WHAT IS BEING ASKED:
Transcribe every line exactly. Leave the pictures behind.

ENTRIES SHOWN:

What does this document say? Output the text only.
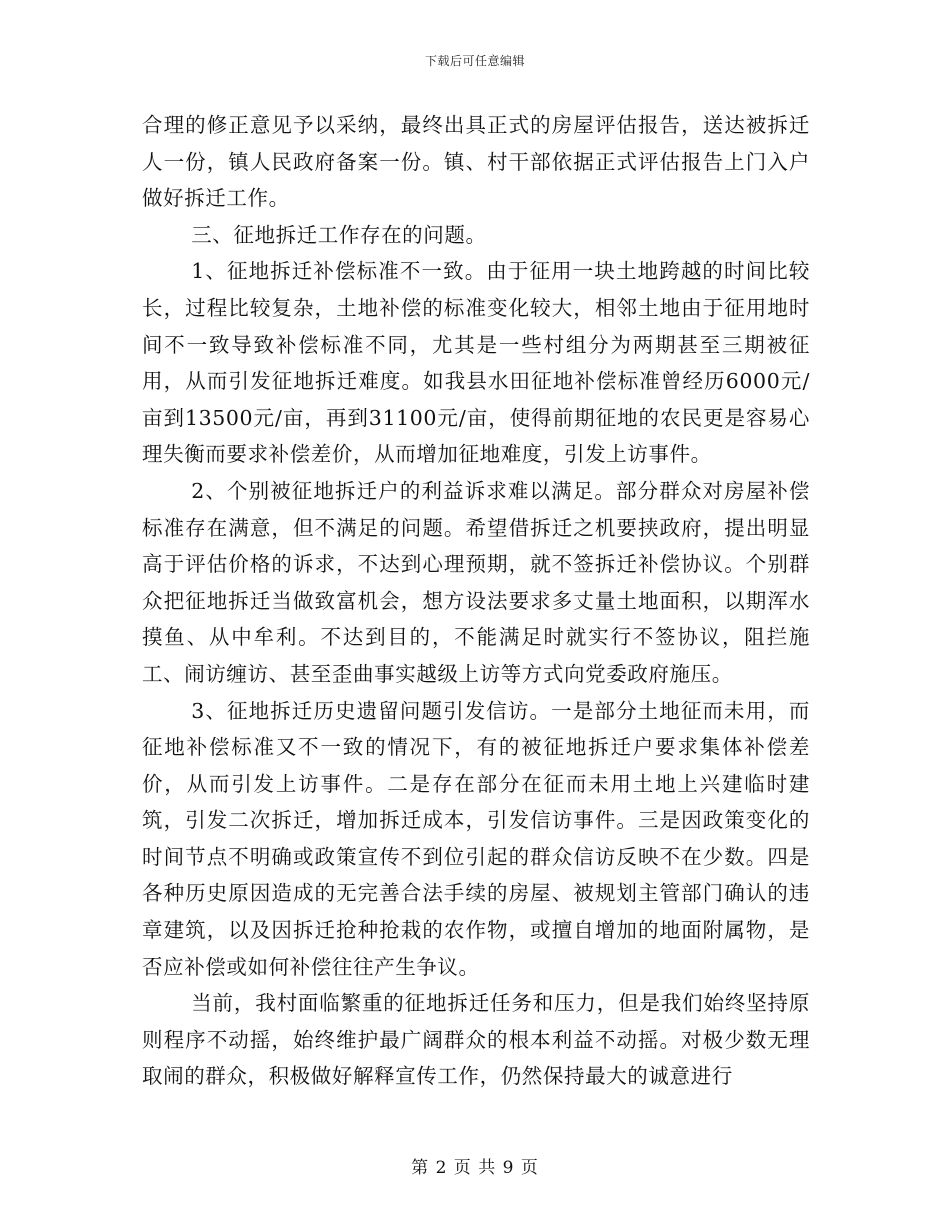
下载后可任意编辑

合理的修正意见予以采纳，最终出具正式的房屋评估报告，送达被拆迁人一份，镇人民政府备案一份。镇、村干部依据正式评估报告上门入户做好拆迁工作。

三、征地拆迁工作存在的问题。

1、征地拆迁补偿标准不一致。由于征用一块土地跨越的时间比较长，过程比较复杂，土地补偿的标准变化较大，相邻土地由于征用地时间不一致导致补偿标准不同，尤其是一些村组分为两期甚至三期被征用，从而引发征地拆迁难度。如我县水田征地补偿标准曾经历6000元/亩到13500元/亩，再到31100元/亩，使得前期征地的农民更是容易心理失衡而要求补偿差价，从而增加征地难度，引发上访事件。

2、个别被征地拆迁户的利益诉求难以满足。部分群众对房屋补偿标准存在满意，但不满足的问题。希望借拆迁之机要挟政府，提出明显高于评估价格的诉求，不达到心理预期，就不签拆迁补偿协议。个别群众把征地拆迁当做致富机会，想方设法要求多丈量土地面积，以期浑水摸鱼、从中牟利。不达到目的，不能满足时就实行不签协议，阻拦施工、闹访缠访、甚至歪曲事实越级上访等方式向党委政府施压。

3、征地拆迁历史遗留问题引发信访。一是部分土地征而未用，而征地补偿标准又不一致的情况下，有的被征地拆迁户要求集体补偿差价，从而引发上访事件。二是存在部分在征而未用土地上兴建临时建筑，引发二次拆迁，增加拆迁成本，引发信访事件。三是因政策变化的时间节点不明确或政策宣传不到位引起的群众信访反映不在少数。四是各种历史原因造成的无完善合法手续的房屋、被规划主管部门确认的违章建筑，以及因拆迁抢种抢栽的农作物，或擅自增加的地面附属物，是否应补偿或如何补偿往往产生争议。

当前，我村面临繁重的征地拆迁任务和压力，但是我们始终坚持原则程序不动摇，始终维护最广阔群众的根本利益不动摇。对极少数无理取闹的群众，积极做好解释宣传工作，仍然保持最大的诚意进行

第 2 页 共 9 页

SOLUTION TO THIS EXERCISE:
What does this document say? Output the text only.
下载后可任意编辑

合理的修正意见予以采纳，最终出具正式的房屋评估报告，送达被拆迁人一份，镇人民政府备案一份。镇、村干部依据正式评估报告上门入户做好拆迁工作。

三、征地拆迁工作存在的问题。

1、征地拆迁补偿标准不一致。由于征用一块土地跨越的时间比较长，过程比较复杂，土地补偿的标准变化较大，相邻土地由于征用地时间不一致导致补偿标准不同，尤其是一些村组分为两期甚至三期被征用，从而引发征地拆迁难度。如我县水田征地补偿标准曾经历6000元/亩到13500元/亩，再到31100元/亩，使得前期征地的农民更是容易心理失衡而要求补偿差价，从而增加征地难度，引发上访事件。

2、个别被征地拆迁户的利益诉求难以满足。部分群众对房屋补偿标准存在满意，但不满足的问题。希望借拆迁之机要挟政府，提出明显高于评估价格的诉求，不达到心理预期，就不签拆迁补偿协议。个别群众把征地拆迁当做致富机会，想方设法要求多丈量土地面积，以期浑水摸鱼、从中牟利。不达到目的，不能满足时就实行不签协议，阻拦施工、闹访缠访、甚至歪曲事实越级上访等方式向党委政府施压。

3、征地拆迁历史遗留问题引发信访。一是部分土地征而未用，而征地补偿标准又不一致的情况下，有的被征地拆迁户要求集体补偿差价，从而引发上访事件。二是存在部分在征而未用土地上兴建临时建筑，引发二次拆迁，增加拆迁成本，引发信访事件。三是因政策变化的时间节点不明确或政策宣传不到位引起的群众信访反映不在少数。四是各种历史原因造成的无完善合法手续的房屋、被规划主管部门确认的违章建筑，以及因拆迁抢种抢栽的农作物，或擅自增加的地面附属物，是否应补偿或如何补偿往往产生争议。

当前，我村面临繁重的征地拆迁任务和压力，但是我们始终坚持原则程序不动摇，始终维护最广阔群众的根本利益不动摇。对极少数无理取闹的群众，积极做好解释宣传工作，仍然保持最大的诚意进行

第 2 页 共 9 页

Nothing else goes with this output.